__The exercise__. Transcribe the part of the lines below that opens with the line containing "- table-row[interactable]: Liam" and closes with the line containing "- employee-name[interactable]: Bram", including both of those lines.

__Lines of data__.
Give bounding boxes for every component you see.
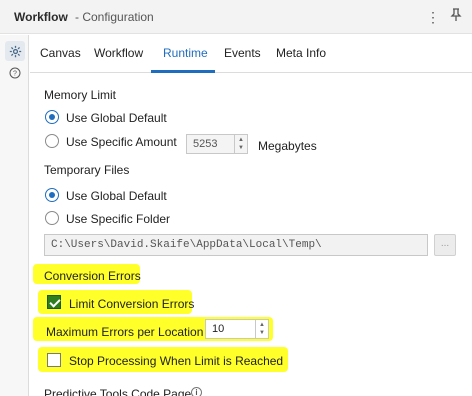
tab-events[interactable]: Events (224, 46, 261, 60)
memory-global-radio[interactable] (45, 110, 59, 124)
max-errors-stepper[interactable]: 10 ▲ ▼ (205, 319, 269, 339)
title-bar: Workflow - Configuration ⋮ (0, 0, 472, 34)
memory-limit-heading: Memory Limit (44, 88, 117, 102)
temp-specific-radio[interactable] (45, 211, 59, 225)
memory-specific-label: Use Specific Amount (66, 135, 177, 149)
limit-conversion-errors-label: Limit Conversion Errors (69, 297, 195, 311)
window-title: Workflow (14, 10, 68, 24)
vertical-ellipsis-icon[interactable]: ⋮ (425, 8, 441, 26)
chevron-up-icon[interactable]: ▲ (259, 322, 265, 328)
memory-global-label: Use Global Default (66, 111, 167, 125)
temp-folder-path-field[interactable]: C:\Users\David.Skaife\AppData\Local\Temp… (44, 234, 428, 256)
tab-workflow[interactable]: Workflow (94, 46, 143, 60)
info-icon[interactable]: i (191, 387, 202, 396)
temporary-files-heading: Temporary Files (44, 163, 130, 177)
temp-folder-path-value: C:\Users\David.Skaife\AppData\Local\Temp… (51, 239, 322, 251)
tab-bar: Canvas Workflow Runtime Events Meta Info (30, 35, 472, 73)
max-errors-value: 10 (212, 323, 225, 335)
conversion-errors-heading: Conversion Errors (44, 269, 141, 283)
memory-amount-value: 5253 (193, 138, 218, 150)
chevron-down-icon[interactable]: ▼ (238, 145, 244, 151)
chevron-down-icon[interactable]: ▼ (259, 330, 265, 336)
stop-processing-checkbox[interactable] (47, 353, 61, 367)
temp-specific-label: Use Specific Folder (66, 212, 171, 226)
tab-canvas[interactable]: Canvas (40, 46, 81, 60)
chevron-up-icon[interactable]: ▲ (238, 137, 244, 143)
max-errors-label: Maximum Errors per Location (46, 325, 204, 339)
tab-runtime[interactable]: Runtime (163, 46, 208, 60)
stepper-arrows[interactable]: ▲ ▼ (234, 135, 247, 153)
help-icon[interactable]: ? (5, 63, 25, 83)
browse-folder-button[interactable]: ... (434, 234, 456, 256)
max-errors-stepper-arrows[interactable]: ▲ ▼ (255, 320, 268, 338)
tab-meta-info[interactable]: Meta Info (276, 46, 326, 60)
pin-icon[interactable] (448, 8, 464, 26)
left-sidebar: ? (0, 35, 29, 396)
window-subtitle: - Configuration (75, 10, 154, 24)
svg-text:?: ? (13, 71, 17, 78)
memory-amount-stepper[interactable]: 5253 ▲ ▼ (186, 134, 248, 154)
memory-specific-radio[interactable] (45, 134, 59, 148)
temp-global-radio[interactable] (45, 188, 59, 202)
limit-conversion-errors-checkbox[interactable] (47, 295, 61, 309)
temp-global-label: Use Global Default (66, 189, 167, 203)
gear-icon[interactable] (5, 41, 25, 61)
stop-processing-label: Stop Processing When Limit is Reached (69, 354, 284, 368)
memory-unit-label: Megabytes (258, 139, 317, 153)
active-tab-indicator (151, 70, 215, 73)
predictive-code-page-heading: Predictive Tools Code Page (44, 387, 192, 396)
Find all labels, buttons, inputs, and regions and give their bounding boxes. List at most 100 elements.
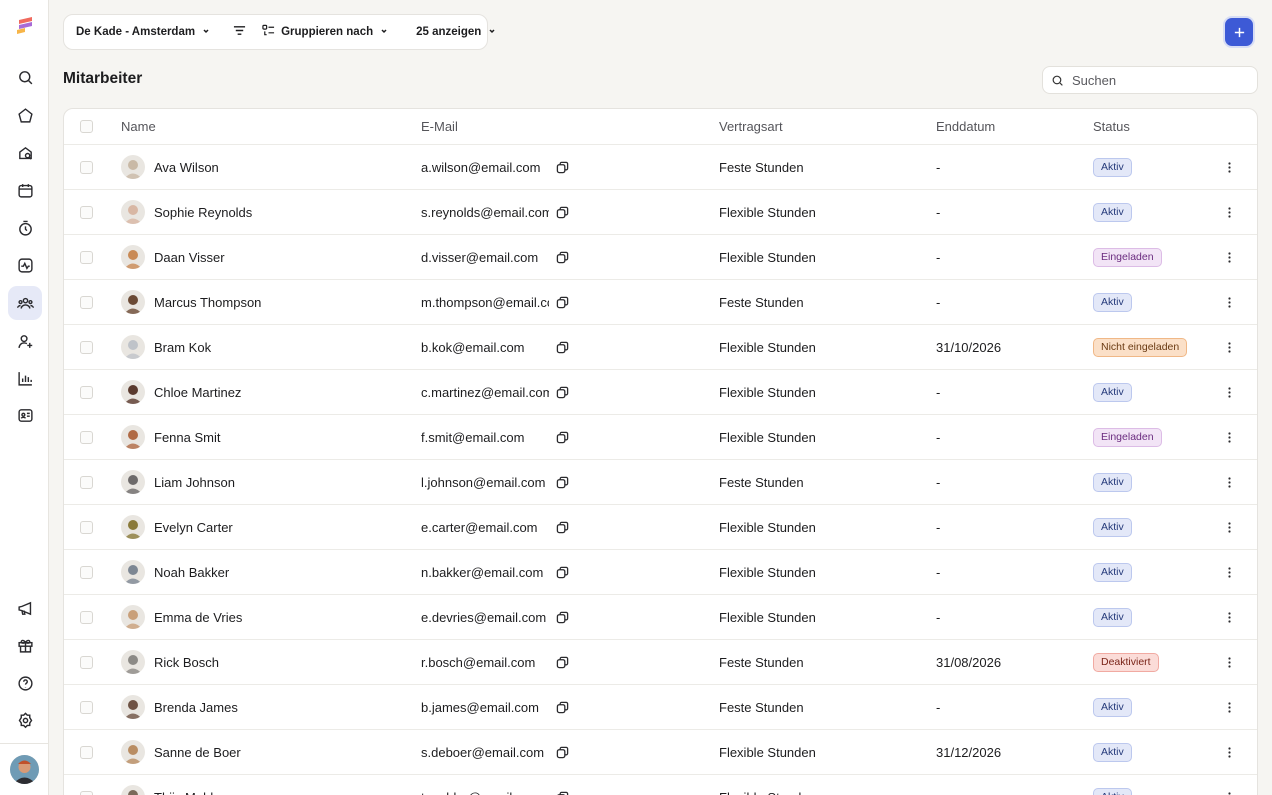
- table-row[interactable]: Liam Johnson l.johnson@email.com Feste Stu…: [64, 460, 1257, 505]
- team-icon[interactable]: [8, 286, 42, 320]
- copy-icon[interactable]: [556, 640, 569, 684]
- row-checkbox[interactable]: [80, 431, 93, 444]
- employee-email[interactable]: a.wilson@email.com: [421, 160, 540, 175]
- employee-email[interactable]: s.reynolds@email.com: [421, 205, 549, 220]
- table-row[interactable]: Thijs Mulder t.mulder@email.com Flexible S…: [64, 775, 1257, 795]
- more-options-icon[interactable]: [1224, 775, 1234, 795]
- table-row[interactable]: Fenna Smit f.smit@email.com Flexible Stund…: [64, 415, 1257, 460]
- page-size-select[interactable]: 25 anzeigen: [416, 26, 497, 39]
- copy-icon[interactable]: [556, 685, 569, 729]
- employee-email[interactable]: e.carter@email.com: [421, 520, 538, 535]
- employee-name[interactable]: Emma de Vries: [154, 610, 242, 625]
- employee-name[interactable]: Bram Kok: [154, 340, 211, 355]
- more-options-icon[interactable]: [1224, 370, 1234, 414]
- header-email[interactable]: E-Mail: [421, 109, 458, 144]
- employee-email[interactable]: n.bakker@email.com: [421, 565, 543, 580]
- copy-icon[interactable]: [556, 775, 569, 795]
- group-by-select[interactable]: Gruppieren nach: [262, 24, 389, 40]
- row-checkbox[interactable]: [80, 341, 93, 354]
- copy-icon[interactable]: [556, 415, 569, 459]
- employee-name[interactable]: Sophie Reynolds: [154, 205, 252, 220]
- employee-email[interactable]: b.kok@email.com: [421, 340, 525, 355]
- more-options-icon[interactable]: [1224, 235, 1234, 279]
- copy-icon[interactable]: [556, 505, 569, 549]
- row-checkbox[interactable]: [80, 251, 93, 264]
- employee-name[interactable]: Daan Visser: [154, 250, 225, 265]
- clock-icon[interactable]: [8, 211, 42, 245]
- table-row[interactable]: Evelyn Carter e.carter@email.com Flexible …: [64, 505, 1257, 550]
- employee-email[interactable]: r.bosch@email.com: [421, 655, 535, 670]
- chart-icon[interactable]: [8, 361, 42, 395]
- copy-icon[interactable]: [556, 325, 569, 369]
- row-checkbox[interactable]: [80, 161, 93, 174]
- table-row[interactable]: Sophie Reynolds s.reynolds@email.com Flexi…: [64, 190, 1257, 235]
- copy-icon[interactable]: [556, 370, 569, 414]
- add-employee-button[interactable]: [1225, 18, 1253, 46]
- table-row[interactable]: Emma de Vries e.devries@email.com Flexible…: [64, 595, 1257, 640]
- row-checkbox[interactable]: [80, 206, 93, 219]
- table-row[interactable]: Sanne de Boer s.deboer@email.com Flexible …: [64, 730, 1257, 775]
- select-all-checkbox[interactable]: [80, 120, 93, 133]
- more-options-icon[interactable]: [1224, 685, 1234, 729]
- table-row[interactable]: Noah Bakker n.bakker@email.com Flexible St…: [64, 550, 1257, 595]
- row-checkbox[interactable]: [80, 611, 93, 624]
- row-checkbox[interactable]: [80, 566, 93, 579]
- copy-icon[interactable]: [556, 595, 569, 639]
- more-options-icon[interactable]: [1224, 145, 1234, 189]
- add-person-icon[interactable]: [8, 324, 42, 358]
- employee-email[interactable]: m.thompson@email.com: [421, 295, 549, 310]
- settings-icon[interactable]: [8, 703, 42, 737]
- table-row[interactable]: Brenda James b.james@email.com Feste Stund…: [64, 685, 1257, 730]
- employee-name[interactable]: Evelyn Carter: [154, 520, 233, 535]
- employee-name[interactable]: Fenna Smit: [154, 430, 220, 445]
- search-input[interactable]: [1072, 72, 1242, 88]
- employee-email[interactable]: e.devries@email.com: [421, 610, 546, 625]
- copy-icon[interactable]: [556, 550, 569, 594]
- filter-button[interactable]: [233, 24, 246, 40]
- employee-name[interactable]: Chloe Martinez: [154, 385, 241, 400]
- more-options-icon[interactable]: [1224, 460, 1234, 504]
- employee-email[interactable]: s.deboer@email.com: [421, 745, 544, 760]
- table-row[interactable]: Chloe Martinez c.martinez@email.com Flexib…: [64, 370, 1257, 415]
- employee-email[interactable]: t.mulder@email.com: [421, 790, 540, 795]
- more-options-icon[interactable]: [1224, 640, 1234, 684]
- search-icon[interactable]: [8, 60, 42, 94]
- help-icon[interactable]: [8, 666, 42, 700]
- more-options-icon[interactable]: [1224, 595, 1234, 639]
- row-checkbox[interactable]: [80, 656, 93, 669]
- table-row[interactable]: Ava Wilson a.wilson@email.com Feste Stunde…: [64, 145, 1257, 190]
- header-end-date[interactable]: Enddatum: [936, 109, 995, 144]
- employee-name[interactable]: Liam Johnson: [154, 475, 235, 490]
- employee-email[interactable]: l.johnson@email.com: [421, 475, 545, 490]
- employee-name[interactable]: Noah Bakker: [154, 565, 229, 580]
- more-options-icon[interactable]: [1224, 280, 1234, 324]
- home-icon[interactable]: [8, 98, 42, 132]
- search-box[interactable]: [1042, 66, 1258, 94]
- app-logo[interactable]: [15, 15, 35, 35]
- row-checkbox[interactable]: [80, 476, 93, 489]
- employee-name[interactable]: Rick Bosch: [154, 655, 219, 670]
- row-checkbox[interactable]: [80, 701, 93, 714]
- copy-icon[interactable]: [556, 460, 569, 504]
- table-row[interactable]: Bram Kok b.kok@email.com Flexible Stunden 3…: [64, 325, 1257, 370]
- more-options-icon[interactable]: [1224, 415, 1234, 459]
- row-checkbox[interactable]: [80, 386, 93, 399]
- search-location-icon[interactable]: [8, 136, 42, 170]
- employee-email[interactable]: b.james@email.com: [421, 700, 539, 715]
- more-options-icon[interactable]: [1224, 730, 1234, 774]
- employee-name[interactable]: Ava Wilson: [154, 160, 219, 175]
- more-options-icon[interactable]: [1224, 325, 1234, 369]
- gift-icon[interactable]: [8, 628, 42, 662]
- employee-name[interactable]: Brenda James: [154, 700, 238, 715]
- more-options-icon[interactable]: [1224, 550, 1234, 594]
- user-avatar[interactable]: [10, 755, 39, 784]
- employee-email[interactable]: c.martinez@email.com: [421, 385, 549, 400]
- employee-name[interactable]: Thijs Mulder: [154, 790, 225, 795]
- table-row[interactable]: Marcus Thompson m.thompson@email.com Feste…: [64, 280, 1257, 325]
- header-name[interactable]: Name: [121, 109, 156, 144]
- header-status[interactable]: Status: [1093, 109, 1130, 144]
- copy-icon[interactable]: [556, 145, 569, 189]
- copy-icon[interactable]: [556, 730, 569, 774]
- employee-name[interactable]: Sanne de Boer: [154, 745, 241, 760]
- row-checkbox[interactable]: [80, 521, 93, 534]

__The response__.
- table-row[interactable]: Liam Johnson l.johnson@email.com Feste Stu…: [64, 460, 1257, 505]
- team-icon[interactable]: [8, 286, 42, 320]
- copy-icon[interactable]: [556, 640, 569, 684]
- row-checkbox[interactable]: [80, 431, 93, 444]
- employee-email[interactable]: a.wilson@email.com: [421, 160, 540, 175]
- employee-email[interactable]: s.reynolds@email.com: [421, 205, 549, 220]
- table-row[interactable]: Thijs Mulder t.mulder@email.com Flexible S…: [64, 775, 1257, 795]
- more-options-icon[interactable]: [1224, 775, 1234, 795]
- table-row[interactable]: Fenna Smit f.smit@email.com Flexible Stund…: [64, 415, 1257, 460]
- page-size-select[interactable]: 25 anzeigen: [416, 26, 497, 39]
- copy-icon[interactable]: [556, 685, 569, 729]
- employee-email[interactable]: e.carter@email.com: [421, 520, 538, 535]
- employee-name[interactable]: Emma de Vries: [154, 610, 242, 625]
- employee-name[interactable]: Bram Kok: [154, 340, 211, 355]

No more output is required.